» **TASK 1**
Copy the passage of the commentary on aid and independence that begins at "What I previously" and stops after "of NGO opportunism.", swapping "Tories" for "Conservatives".
» **TASK 2**
Answer these questions from the commentary on aid and independence:
(a) Which two fast-food outlets does it name in connection with the film?
(b) What page of the State of the Humanitarian System report does it quote?
(c) Whom did Christian Aid say could leave DFID with his head held high?

What I previously said. Can you imagine the Daily Mail headlines if it were reporting on this same story elsewhere?  What if Robert Mugabe decided to use its own HIV and education budget to fund Ministry of Defence projects?  What if President Goodluck Jonathan decided to reassign a DFID grant to Nigeria’s military peacekeeping activities in Mali?  Whether or not there is a perfectly acceptable legality to the UK government’s manoeuvring, corruption is the word we’d use if the Tories were African.

What I think. Aid and defence mix well in a political analysis, poorly in a humanitarian one.  And we can probably conclude that the hard-boiled world of political opportunism seems like a right stench compared to the perfumed corridors of aid.  Then again, so does the whiff of NGO opportunism.

Development vs. Independence

When a pseudonymous filmmaker put out the laughable, execrable Innocence of the Muslims, did anybody foresee a KFC getting torched?  Not to mention a Hardees.  (Which begs the question:  When was the last time anybody outside of Tennessee even noticed a Hardees?).   Apparently, these heart disease outlets are symbols of the USA, a nation that is being held responsible for Sam Bacile’s vile film.  Just yesterday on BBC, a British military expert referred to it as “the U.S. film,” as if it were an official product of the State Department.  Funny that sort of attribution.  Seems unfair.  Like holding the entire Muslim world responsible for 9/11.

There is no link from bad fast food to American foreign policy (let’s not quibble about U.S. Govt efforts to help U.S. corporations establish overseas markets).  Yet the perceived link is as real to rioters on Lebanon’s “Arab Street” as salt in a Big Mac, isn’t it?

That’s the lesson for independence in humanitarian circles:  we NGOs can’t fully control perceptions; we can only improve our chances.  Independence is factual:  being able to make decisions and then implement programs in such a way as to ensure impartiality trumps political opportunism (i.e., that aid goes to those most in need).  And independence is about what people think.  What does KFC have to do with the American government?  And what does the American government have to do with Bacile’s film (“Sam Bacile” and “Imbecile”:  curiously close!)?  Sometimes, it doesn’t matter.

ALNAP’s recently released State of the Humanitarian System report raises the concern of a growing split between “traditionalist” actors, like MSF and the ICRC, and multi-mandate organizations, like Oxfam or World Vision. (Scroll down on ALNAP’s site if you want to see a video of yours truly in action).  Tellingly, it concludes that “many humanitarian organizations have themselves also willingly compromised a principled approach in their own conduct through close alignment with political and military actors” (SOHS p. 79). Bingo.  That’s your first step to a burned down chicken shack.   But what does this compromise look like up close?

There is the obvious acceptance of funding for programs, especially for work in war zones, from Western governments that are one of the belligerents.  Most international NGOs really struggle with those decisions, attempting an impossible calculation between benefits of the program versus negative consequences for the NGO.  Will “they” shoot at us if we take U.S. Govt money?  Will “they” give us access?

Less obvious for some reason are the ways in which agencies go further than accept government funding.  Responding to the recent Cabinet shuffle in the UK, here’s what Christian Aid had to say about the departing head of Department for International Development (DFID):  “Andrew Mitchell can leave [DFID] with his head held high. He has been a passionate defender of the need for the UK to help people living in poverty around the world.”   That sort of asskissing is so commonplace many NGOs no longer even register its existence.  Here’s Save the Children’s UK CEO, saying that he “completely” trusted David Cameron’s Conservative government on aid and development.

» **MATERIAL SUPPLIED**
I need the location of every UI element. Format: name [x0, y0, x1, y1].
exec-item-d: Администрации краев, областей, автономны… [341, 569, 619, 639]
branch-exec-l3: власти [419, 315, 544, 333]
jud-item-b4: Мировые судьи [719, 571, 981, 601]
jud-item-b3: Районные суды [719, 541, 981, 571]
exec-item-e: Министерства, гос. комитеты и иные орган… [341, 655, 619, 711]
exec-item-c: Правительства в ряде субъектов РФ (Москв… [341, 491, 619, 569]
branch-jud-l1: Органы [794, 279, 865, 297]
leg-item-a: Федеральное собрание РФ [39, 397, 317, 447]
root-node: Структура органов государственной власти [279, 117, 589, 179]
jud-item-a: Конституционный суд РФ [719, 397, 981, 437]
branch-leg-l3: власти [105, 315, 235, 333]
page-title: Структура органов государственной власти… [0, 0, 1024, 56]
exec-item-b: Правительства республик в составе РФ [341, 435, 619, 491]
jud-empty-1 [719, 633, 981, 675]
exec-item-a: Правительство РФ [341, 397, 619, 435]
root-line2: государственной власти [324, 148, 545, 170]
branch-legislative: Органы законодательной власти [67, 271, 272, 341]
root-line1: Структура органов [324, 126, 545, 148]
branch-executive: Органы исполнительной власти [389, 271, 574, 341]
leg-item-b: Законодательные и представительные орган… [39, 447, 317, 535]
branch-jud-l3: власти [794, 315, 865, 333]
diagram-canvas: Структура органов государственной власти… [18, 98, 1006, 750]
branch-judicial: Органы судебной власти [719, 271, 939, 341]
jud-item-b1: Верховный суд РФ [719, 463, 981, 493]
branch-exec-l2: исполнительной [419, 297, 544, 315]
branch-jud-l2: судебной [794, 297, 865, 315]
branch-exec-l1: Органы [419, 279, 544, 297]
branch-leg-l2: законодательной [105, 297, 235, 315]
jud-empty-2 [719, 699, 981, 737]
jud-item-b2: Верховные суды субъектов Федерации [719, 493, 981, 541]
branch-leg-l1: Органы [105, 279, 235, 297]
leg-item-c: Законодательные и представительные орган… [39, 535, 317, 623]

» **ANSWER 1**
What I previously said. Can you imagine the Daily Mail headlines if it were reporting on this same story elsewhere?  What if Robert Mugabe decided to use its own HIV and education budget to fund Ministry of Defence projects?  What if President Goodluck Jonathan decided to reassign a DFID grant to Nigeria’s military peacekeeping activities in Mali?  Whether or not there is a perfectly acceptable legality to the UK government’s manoeuvring, corruption is the word we’d use if the Conservatives were African.

What I think. Aid and defence mix well in a political analysis, poorly in a humanitarian one.  And we can probably conclude that the hard-boiled world of political opportunism seems like a right stench compared to the perfumed corridors of aid.  Then again, so does the whiff of NGO opportunism.

» **ANSWER 2**
(a) KFC and Hardees
(b) Page 79
(c) Andrew Mitchell